> WRITTEN REQUEST: Below are entries; tally how many lines hold the string "future" and answer with only that figure.

> DATA LISTING:
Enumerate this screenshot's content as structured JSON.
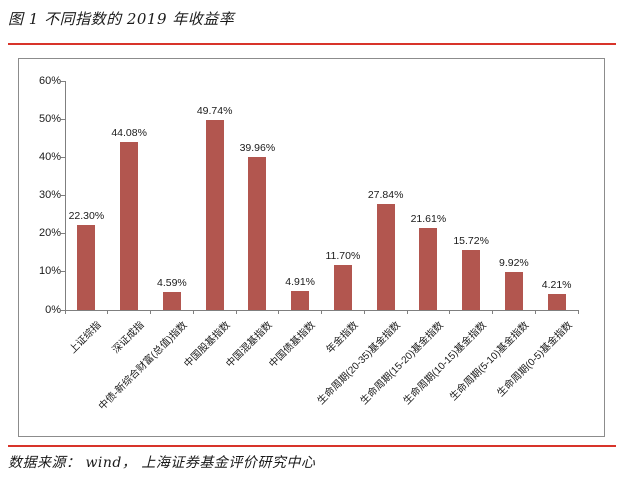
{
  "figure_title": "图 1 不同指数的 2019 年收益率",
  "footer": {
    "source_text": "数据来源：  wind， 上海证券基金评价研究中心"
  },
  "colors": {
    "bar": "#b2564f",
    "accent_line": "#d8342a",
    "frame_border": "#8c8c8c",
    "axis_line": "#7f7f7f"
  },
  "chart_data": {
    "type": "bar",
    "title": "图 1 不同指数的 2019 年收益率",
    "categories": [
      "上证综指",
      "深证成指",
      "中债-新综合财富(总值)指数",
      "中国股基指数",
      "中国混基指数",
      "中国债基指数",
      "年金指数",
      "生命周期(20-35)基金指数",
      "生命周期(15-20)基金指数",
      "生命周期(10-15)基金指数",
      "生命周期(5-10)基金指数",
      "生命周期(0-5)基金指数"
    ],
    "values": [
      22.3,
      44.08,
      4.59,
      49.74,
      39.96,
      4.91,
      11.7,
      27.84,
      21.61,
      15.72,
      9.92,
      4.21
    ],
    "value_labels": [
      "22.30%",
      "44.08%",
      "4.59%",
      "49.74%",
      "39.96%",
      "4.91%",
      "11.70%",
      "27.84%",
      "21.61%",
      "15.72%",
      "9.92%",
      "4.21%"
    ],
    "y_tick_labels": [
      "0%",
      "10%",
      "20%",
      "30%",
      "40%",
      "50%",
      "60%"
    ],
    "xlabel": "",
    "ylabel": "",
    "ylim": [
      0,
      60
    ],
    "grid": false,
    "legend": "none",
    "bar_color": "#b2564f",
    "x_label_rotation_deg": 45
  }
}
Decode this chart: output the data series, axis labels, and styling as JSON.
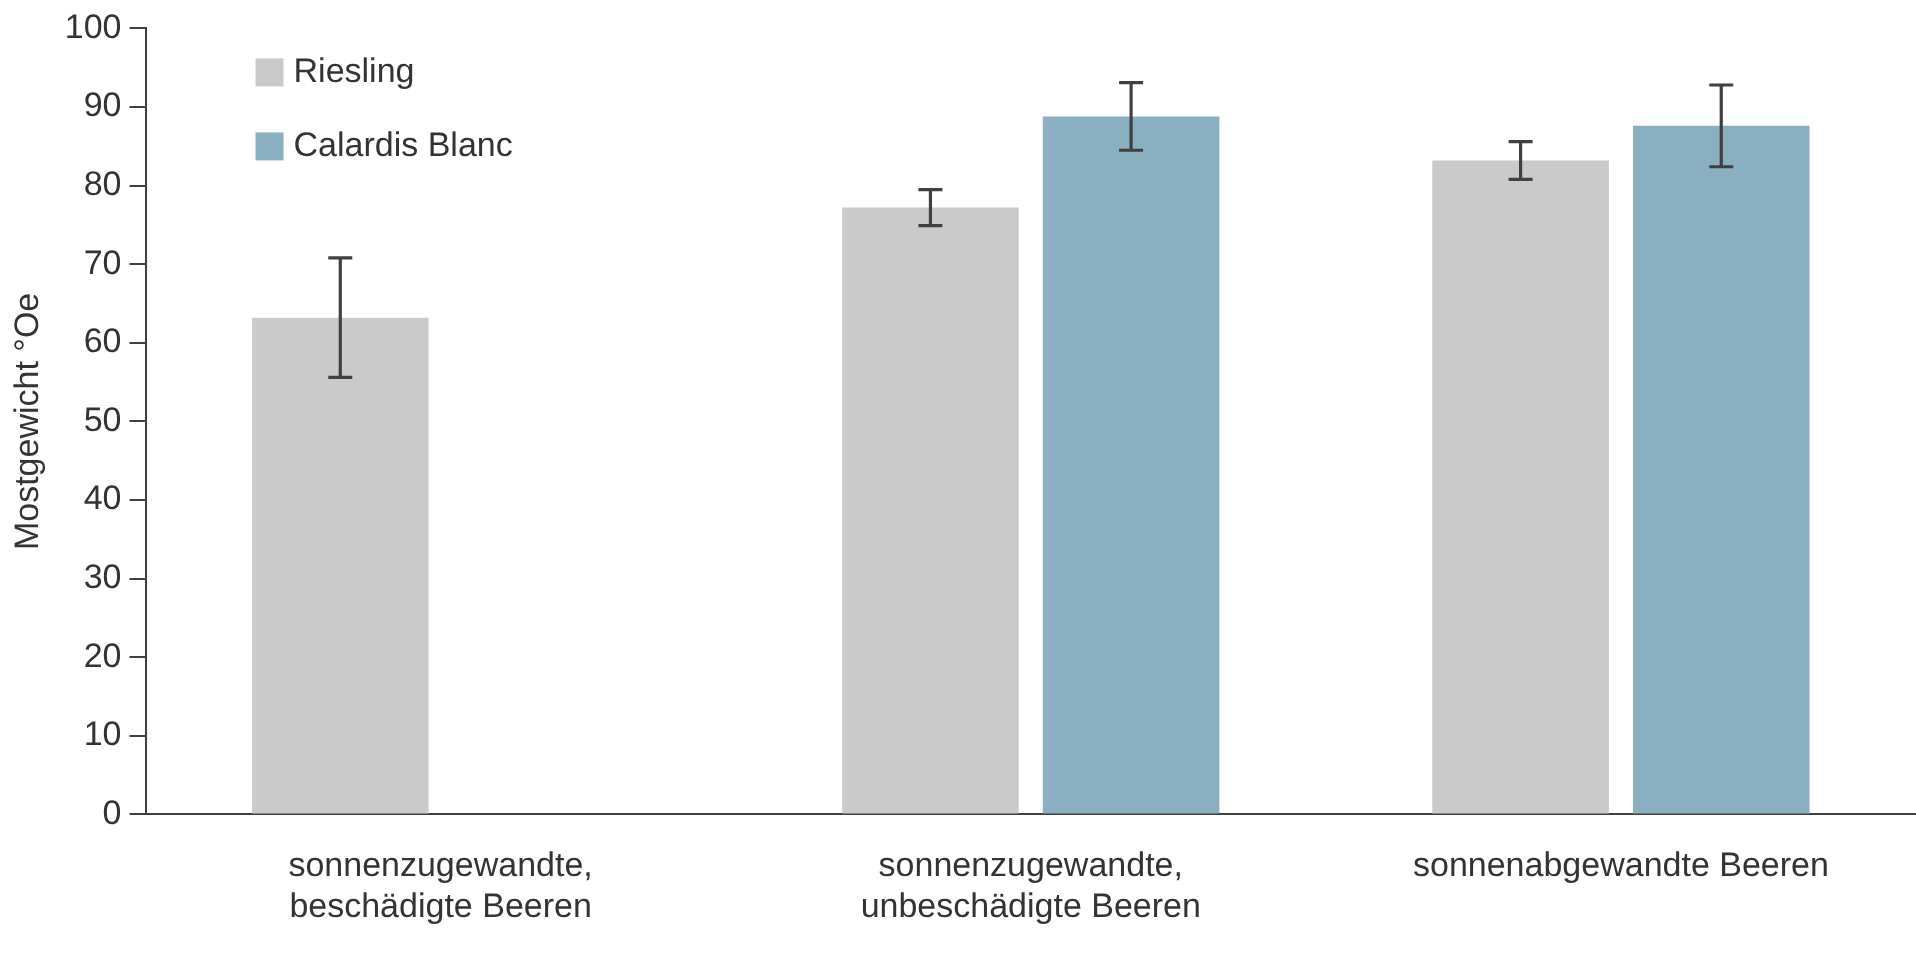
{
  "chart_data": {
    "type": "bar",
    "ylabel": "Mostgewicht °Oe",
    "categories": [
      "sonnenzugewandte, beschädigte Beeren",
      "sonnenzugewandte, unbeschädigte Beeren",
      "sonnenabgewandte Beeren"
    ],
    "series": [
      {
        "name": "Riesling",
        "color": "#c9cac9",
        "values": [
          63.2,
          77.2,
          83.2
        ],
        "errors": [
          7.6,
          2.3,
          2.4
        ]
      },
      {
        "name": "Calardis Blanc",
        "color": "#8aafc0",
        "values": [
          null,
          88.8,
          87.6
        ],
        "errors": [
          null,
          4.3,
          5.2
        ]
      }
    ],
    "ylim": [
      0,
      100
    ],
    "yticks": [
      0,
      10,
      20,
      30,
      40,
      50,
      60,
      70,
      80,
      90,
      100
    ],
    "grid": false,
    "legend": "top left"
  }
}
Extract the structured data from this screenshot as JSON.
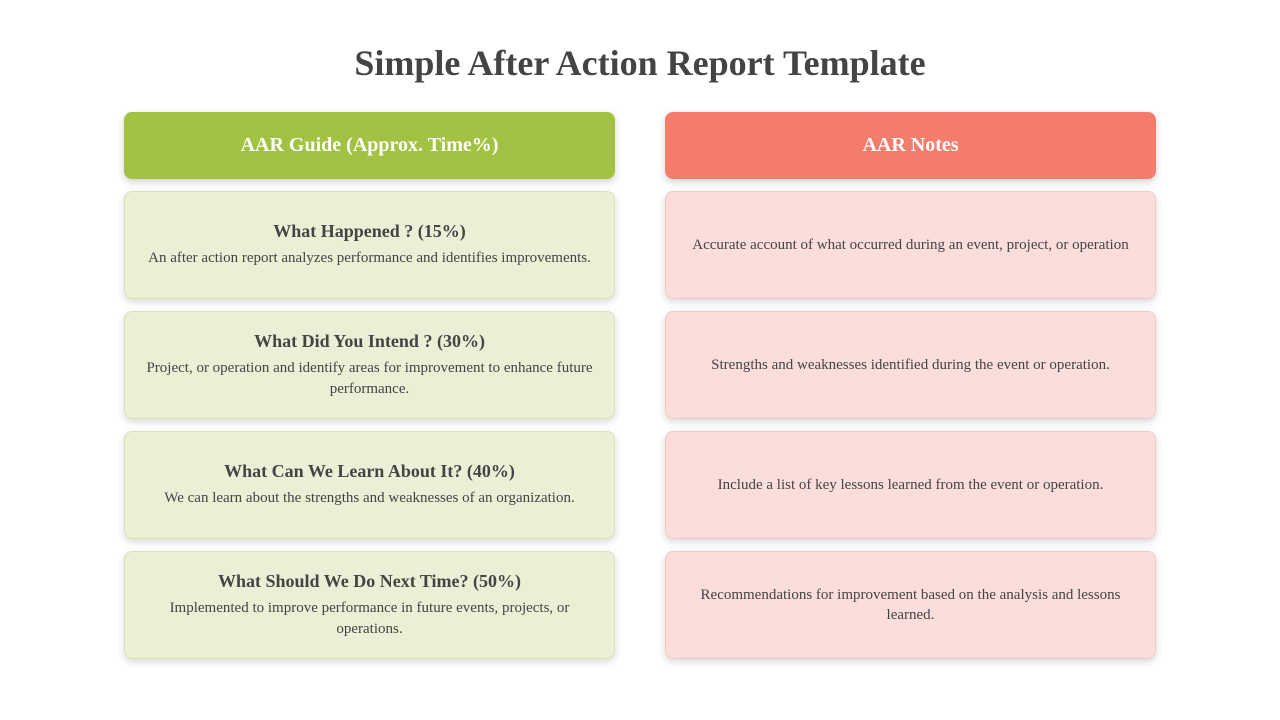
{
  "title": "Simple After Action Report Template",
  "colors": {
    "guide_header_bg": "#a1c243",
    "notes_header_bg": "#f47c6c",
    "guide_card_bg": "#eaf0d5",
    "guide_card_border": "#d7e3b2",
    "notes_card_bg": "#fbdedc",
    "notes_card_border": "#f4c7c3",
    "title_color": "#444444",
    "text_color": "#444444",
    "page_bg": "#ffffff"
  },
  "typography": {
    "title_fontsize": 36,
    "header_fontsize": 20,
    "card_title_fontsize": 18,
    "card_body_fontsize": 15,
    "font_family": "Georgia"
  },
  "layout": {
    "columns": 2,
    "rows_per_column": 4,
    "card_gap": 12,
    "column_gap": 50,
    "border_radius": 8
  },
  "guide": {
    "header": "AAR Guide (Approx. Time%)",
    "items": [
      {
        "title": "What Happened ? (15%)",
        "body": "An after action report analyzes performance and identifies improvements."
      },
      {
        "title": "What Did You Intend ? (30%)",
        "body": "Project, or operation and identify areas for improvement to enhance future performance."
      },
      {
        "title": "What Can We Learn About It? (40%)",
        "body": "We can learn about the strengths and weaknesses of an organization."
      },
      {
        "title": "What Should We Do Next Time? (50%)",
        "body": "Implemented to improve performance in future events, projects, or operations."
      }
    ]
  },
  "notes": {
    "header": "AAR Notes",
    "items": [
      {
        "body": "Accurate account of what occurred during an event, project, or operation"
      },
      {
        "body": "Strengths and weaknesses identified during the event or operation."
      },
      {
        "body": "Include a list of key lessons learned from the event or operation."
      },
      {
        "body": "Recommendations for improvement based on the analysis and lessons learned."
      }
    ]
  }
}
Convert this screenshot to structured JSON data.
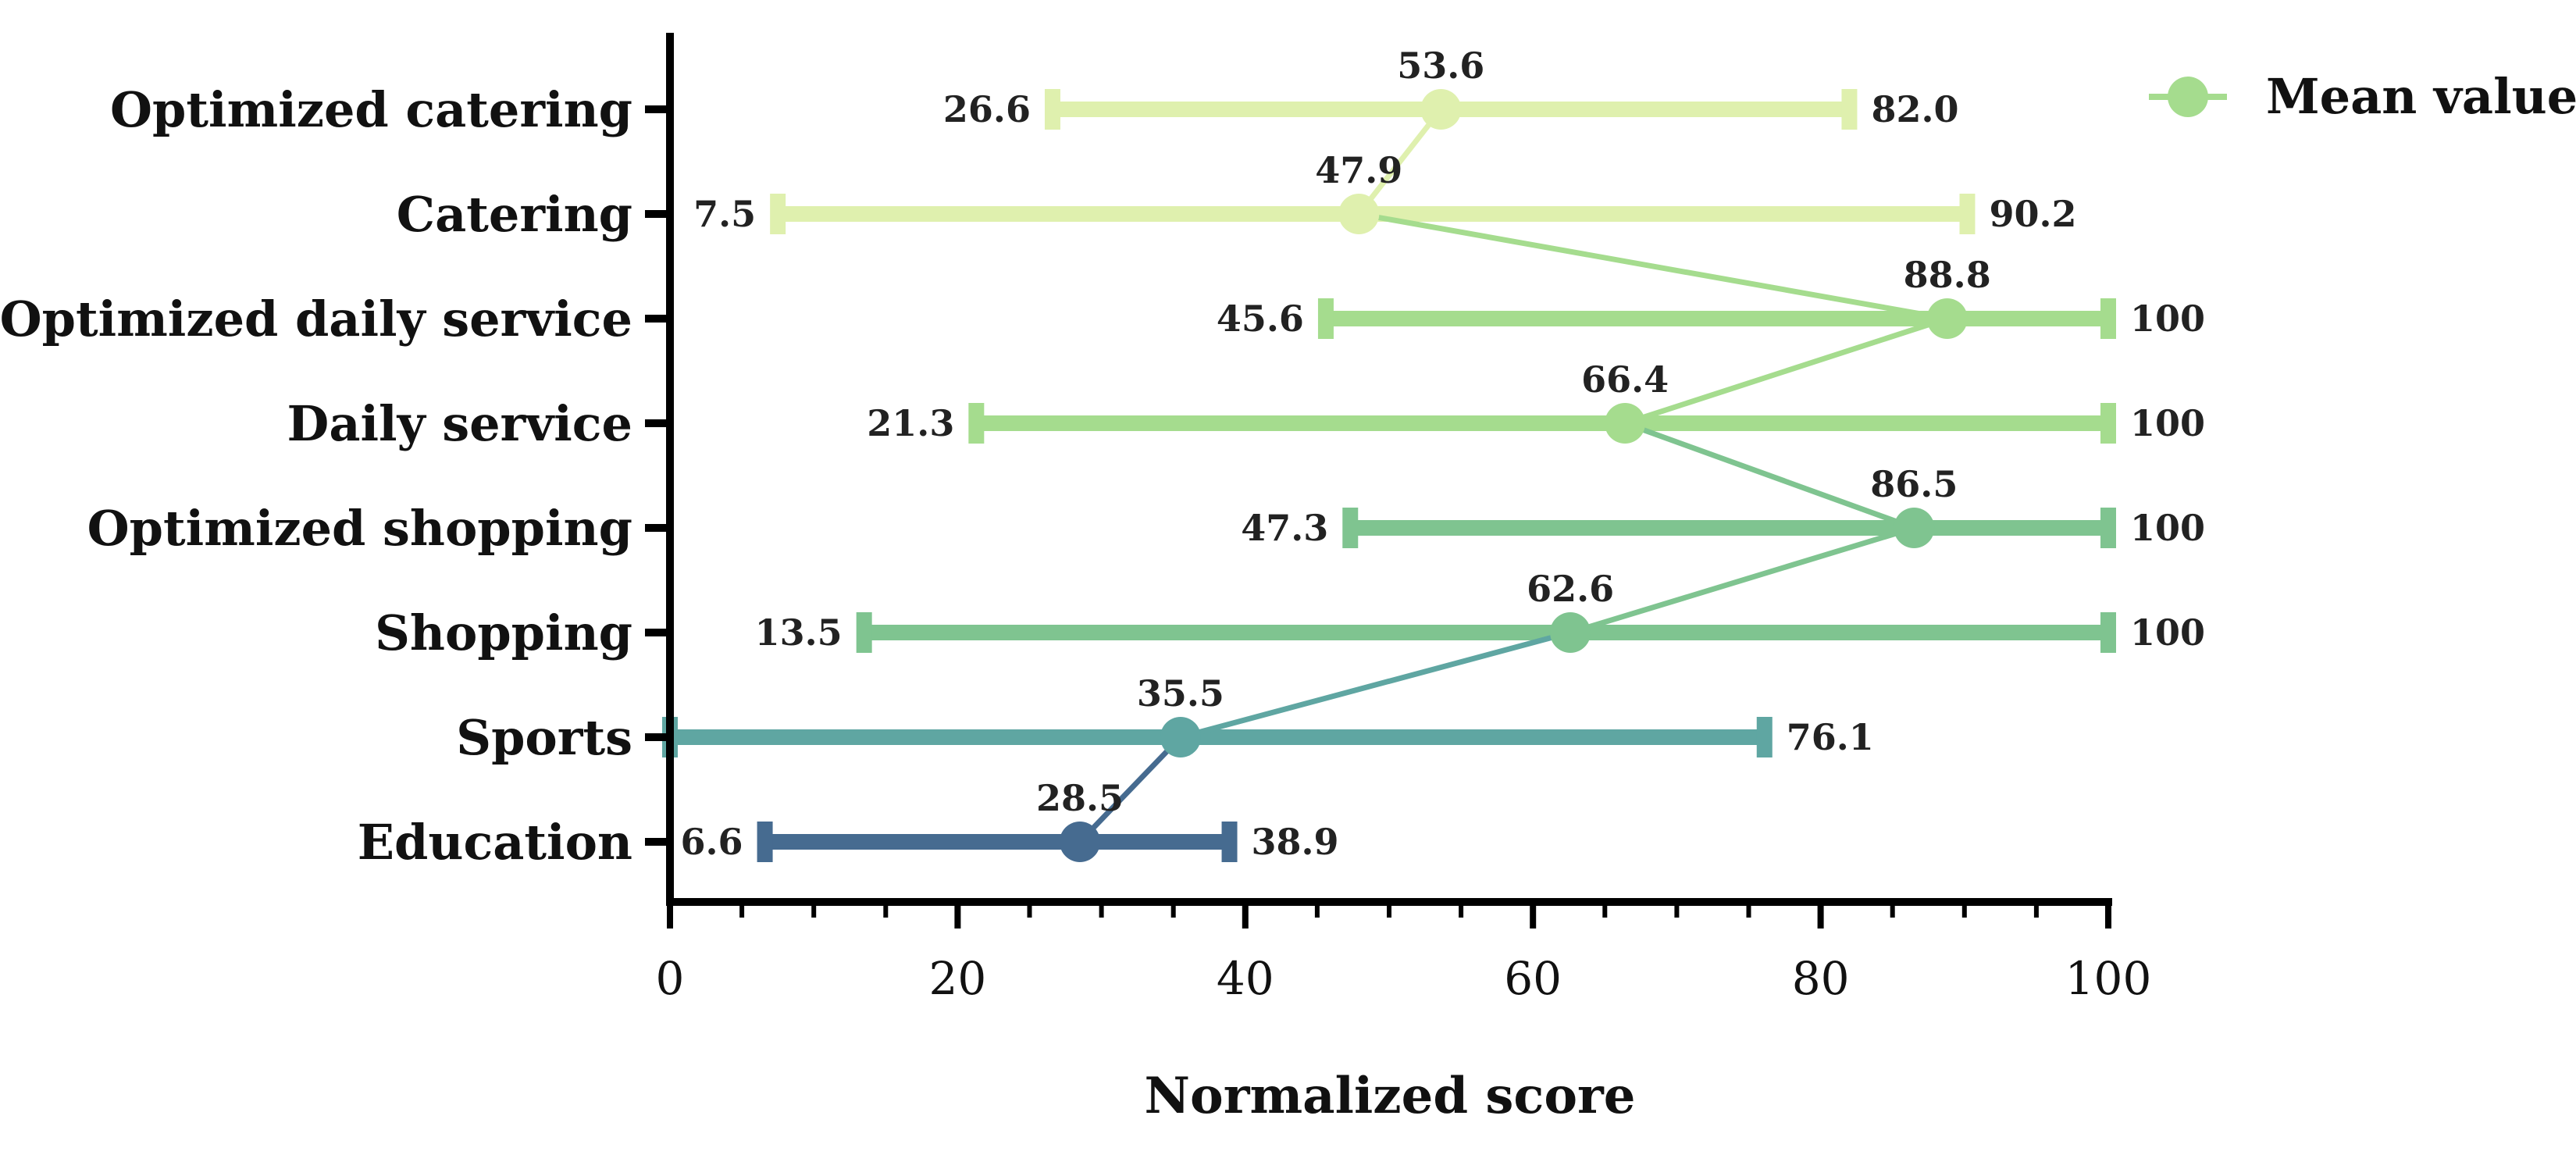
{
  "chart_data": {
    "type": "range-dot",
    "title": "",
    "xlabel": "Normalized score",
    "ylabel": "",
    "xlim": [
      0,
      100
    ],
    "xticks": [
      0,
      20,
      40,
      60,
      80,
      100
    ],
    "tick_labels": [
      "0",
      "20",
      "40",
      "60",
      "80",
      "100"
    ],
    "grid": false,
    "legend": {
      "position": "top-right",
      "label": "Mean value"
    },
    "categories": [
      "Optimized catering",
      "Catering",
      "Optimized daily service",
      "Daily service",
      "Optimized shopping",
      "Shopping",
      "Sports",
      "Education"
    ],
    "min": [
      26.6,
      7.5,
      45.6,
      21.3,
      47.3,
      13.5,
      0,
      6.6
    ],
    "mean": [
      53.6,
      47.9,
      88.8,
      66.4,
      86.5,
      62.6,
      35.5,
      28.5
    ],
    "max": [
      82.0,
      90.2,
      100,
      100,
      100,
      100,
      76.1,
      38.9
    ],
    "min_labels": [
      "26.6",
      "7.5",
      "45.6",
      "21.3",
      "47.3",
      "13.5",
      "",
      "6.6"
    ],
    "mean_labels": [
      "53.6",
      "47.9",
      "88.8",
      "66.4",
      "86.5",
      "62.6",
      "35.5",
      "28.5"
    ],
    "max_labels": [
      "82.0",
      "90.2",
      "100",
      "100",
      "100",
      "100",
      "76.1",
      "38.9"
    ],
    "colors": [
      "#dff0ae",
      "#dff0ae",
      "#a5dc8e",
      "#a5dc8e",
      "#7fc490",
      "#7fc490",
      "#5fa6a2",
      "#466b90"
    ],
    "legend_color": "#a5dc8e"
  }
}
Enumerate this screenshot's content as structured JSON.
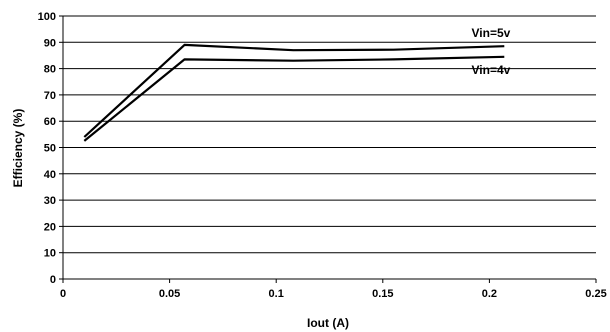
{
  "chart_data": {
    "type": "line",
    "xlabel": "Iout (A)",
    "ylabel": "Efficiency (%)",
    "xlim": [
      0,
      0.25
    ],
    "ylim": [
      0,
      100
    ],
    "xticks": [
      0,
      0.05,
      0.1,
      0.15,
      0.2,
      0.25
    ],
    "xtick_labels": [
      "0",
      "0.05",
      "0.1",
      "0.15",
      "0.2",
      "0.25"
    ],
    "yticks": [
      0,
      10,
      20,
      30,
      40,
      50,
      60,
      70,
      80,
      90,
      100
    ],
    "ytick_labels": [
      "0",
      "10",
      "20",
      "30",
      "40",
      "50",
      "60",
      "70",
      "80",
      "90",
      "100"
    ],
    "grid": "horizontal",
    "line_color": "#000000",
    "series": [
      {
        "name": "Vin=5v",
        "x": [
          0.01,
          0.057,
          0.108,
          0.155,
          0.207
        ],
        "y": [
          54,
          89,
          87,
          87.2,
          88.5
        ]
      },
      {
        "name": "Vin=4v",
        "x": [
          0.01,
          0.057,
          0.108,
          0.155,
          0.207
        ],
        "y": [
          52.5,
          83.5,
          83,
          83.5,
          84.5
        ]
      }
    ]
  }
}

> ANSWER FOR THIS EXERCISE: 2